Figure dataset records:
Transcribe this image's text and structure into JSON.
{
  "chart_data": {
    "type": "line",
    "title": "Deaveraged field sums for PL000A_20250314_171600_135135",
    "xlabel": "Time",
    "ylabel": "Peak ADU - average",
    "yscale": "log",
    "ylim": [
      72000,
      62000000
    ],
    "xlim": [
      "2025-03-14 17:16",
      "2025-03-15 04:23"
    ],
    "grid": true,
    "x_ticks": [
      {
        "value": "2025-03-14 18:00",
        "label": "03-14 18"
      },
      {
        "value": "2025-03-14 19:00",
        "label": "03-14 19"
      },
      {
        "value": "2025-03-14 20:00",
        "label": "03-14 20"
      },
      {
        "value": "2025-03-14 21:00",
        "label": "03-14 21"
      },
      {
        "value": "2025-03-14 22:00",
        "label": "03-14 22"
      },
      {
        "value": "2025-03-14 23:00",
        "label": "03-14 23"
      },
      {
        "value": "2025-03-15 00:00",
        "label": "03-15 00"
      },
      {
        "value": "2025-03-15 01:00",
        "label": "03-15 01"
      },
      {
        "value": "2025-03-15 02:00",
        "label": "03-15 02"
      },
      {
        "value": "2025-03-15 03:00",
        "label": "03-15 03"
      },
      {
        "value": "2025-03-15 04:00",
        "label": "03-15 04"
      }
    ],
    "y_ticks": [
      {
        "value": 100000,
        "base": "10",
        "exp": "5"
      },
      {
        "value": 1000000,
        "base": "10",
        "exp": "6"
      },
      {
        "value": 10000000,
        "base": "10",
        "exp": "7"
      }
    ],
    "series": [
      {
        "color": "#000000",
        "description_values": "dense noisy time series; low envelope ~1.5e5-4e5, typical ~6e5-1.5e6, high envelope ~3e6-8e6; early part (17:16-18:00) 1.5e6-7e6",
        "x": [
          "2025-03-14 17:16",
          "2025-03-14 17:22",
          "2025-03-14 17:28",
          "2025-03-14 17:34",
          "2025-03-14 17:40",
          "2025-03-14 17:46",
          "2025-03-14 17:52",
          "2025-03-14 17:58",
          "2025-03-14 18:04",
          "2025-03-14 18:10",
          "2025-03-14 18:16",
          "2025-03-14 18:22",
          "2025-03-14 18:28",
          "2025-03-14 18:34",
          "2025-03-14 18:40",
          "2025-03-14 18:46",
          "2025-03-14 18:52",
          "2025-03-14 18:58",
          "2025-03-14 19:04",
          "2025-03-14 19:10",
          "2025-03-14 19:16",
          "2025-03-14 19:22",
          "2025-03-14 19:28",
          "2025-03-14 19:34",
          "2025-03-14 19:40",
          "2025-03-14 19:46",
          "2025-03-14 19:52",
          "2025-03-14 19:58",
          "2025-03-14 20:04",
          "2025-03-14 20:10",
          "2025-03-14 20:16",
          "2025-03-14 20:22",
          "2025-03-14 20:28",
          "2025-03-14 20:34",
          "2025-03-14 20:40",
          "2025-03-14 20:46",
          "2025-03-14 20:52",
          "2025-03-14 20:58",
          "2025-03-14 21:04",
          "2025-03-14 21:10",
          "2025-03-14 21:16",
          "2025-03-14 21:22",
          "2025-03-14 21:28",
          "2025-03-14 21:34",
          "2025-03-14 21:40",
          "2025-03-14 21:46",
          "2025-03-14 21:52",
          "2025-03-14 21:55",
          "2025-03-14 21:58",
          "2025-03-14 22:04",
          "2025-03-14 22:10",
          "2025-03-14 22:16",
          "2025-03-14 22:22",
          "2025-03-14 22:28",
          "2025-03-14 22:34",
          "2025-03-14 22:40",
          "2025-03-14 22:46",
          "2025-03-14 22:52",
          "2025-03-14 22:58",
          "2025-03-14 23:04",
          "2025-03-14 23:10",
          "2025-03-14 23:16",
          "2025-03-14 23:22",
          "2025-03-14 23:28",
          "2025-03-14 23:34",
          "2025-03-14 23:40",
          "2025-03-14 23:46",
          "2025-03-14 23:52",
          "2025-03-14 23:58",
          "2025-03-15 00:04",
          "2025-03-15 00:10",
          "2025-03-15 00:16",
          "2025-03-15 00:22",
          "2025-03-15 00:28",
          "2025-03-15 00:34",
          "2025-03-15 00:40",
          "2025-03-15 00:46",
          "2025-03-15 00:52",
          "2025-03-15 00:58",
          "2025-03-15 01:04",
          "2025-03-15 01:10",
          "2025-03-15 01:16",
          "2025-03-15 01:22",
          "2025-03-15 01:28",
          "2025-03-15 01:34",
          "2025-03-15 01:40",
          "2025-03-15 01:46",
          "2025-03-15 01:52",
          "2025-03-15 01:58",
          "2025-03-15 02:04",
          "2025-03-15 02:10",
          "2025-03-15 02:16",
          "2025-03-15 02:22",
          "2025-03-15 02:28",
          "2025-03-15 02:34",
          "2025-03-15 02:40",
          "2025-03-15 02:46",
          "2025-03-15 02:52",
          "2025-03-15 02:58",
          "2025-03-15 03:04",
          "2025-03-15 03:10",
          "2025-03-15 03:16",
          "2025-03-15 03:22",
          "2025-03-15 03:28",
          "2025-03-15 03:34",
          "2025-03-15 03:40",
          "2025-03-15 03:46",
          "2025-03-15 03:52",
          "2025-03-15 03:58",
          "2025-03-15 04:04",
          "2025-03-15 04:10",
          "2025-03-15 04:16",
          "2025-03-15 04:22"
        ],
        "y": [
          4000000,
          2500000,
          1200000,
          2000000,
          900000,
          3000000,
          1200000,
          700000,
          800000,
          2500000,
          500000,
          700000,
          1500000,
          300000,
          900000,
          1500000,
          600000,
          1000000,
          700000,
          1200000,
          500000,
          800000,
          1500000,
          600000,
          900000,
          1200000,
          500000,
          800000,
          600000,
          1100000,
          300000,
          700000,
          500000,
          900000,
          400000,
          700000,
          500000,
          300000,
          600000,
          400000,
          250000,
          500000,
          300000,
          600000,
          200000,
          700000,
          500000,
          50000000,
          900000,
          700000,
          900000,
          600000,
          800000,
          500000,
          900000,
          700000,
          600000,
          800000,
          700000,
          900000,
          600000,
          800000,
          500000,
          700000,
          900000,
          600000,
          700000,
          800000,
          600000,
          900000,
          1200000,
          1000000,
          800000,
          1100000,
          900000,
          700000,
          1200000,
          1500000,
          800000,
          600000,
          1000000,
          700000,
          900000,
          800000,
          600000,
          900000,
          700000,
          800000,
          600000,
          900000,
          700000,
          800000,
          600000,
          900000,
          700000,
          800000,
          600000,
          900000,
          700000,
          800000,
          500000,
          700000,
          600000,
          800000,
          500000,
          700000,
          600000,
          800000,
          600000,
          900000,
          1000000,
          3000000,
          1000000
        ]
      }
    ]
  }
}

→ **Given problem**: Find all lines holding the string "series" and copy them.

→ **Solution**:
    "series": [
        "description_values": "dense noisy time series; low envelope ~1.5e5-4e5, typical ~6e5-1.5e6, high envelope ~3e6-8e6; early part (17:16-18:00) 1.5e6-7e6",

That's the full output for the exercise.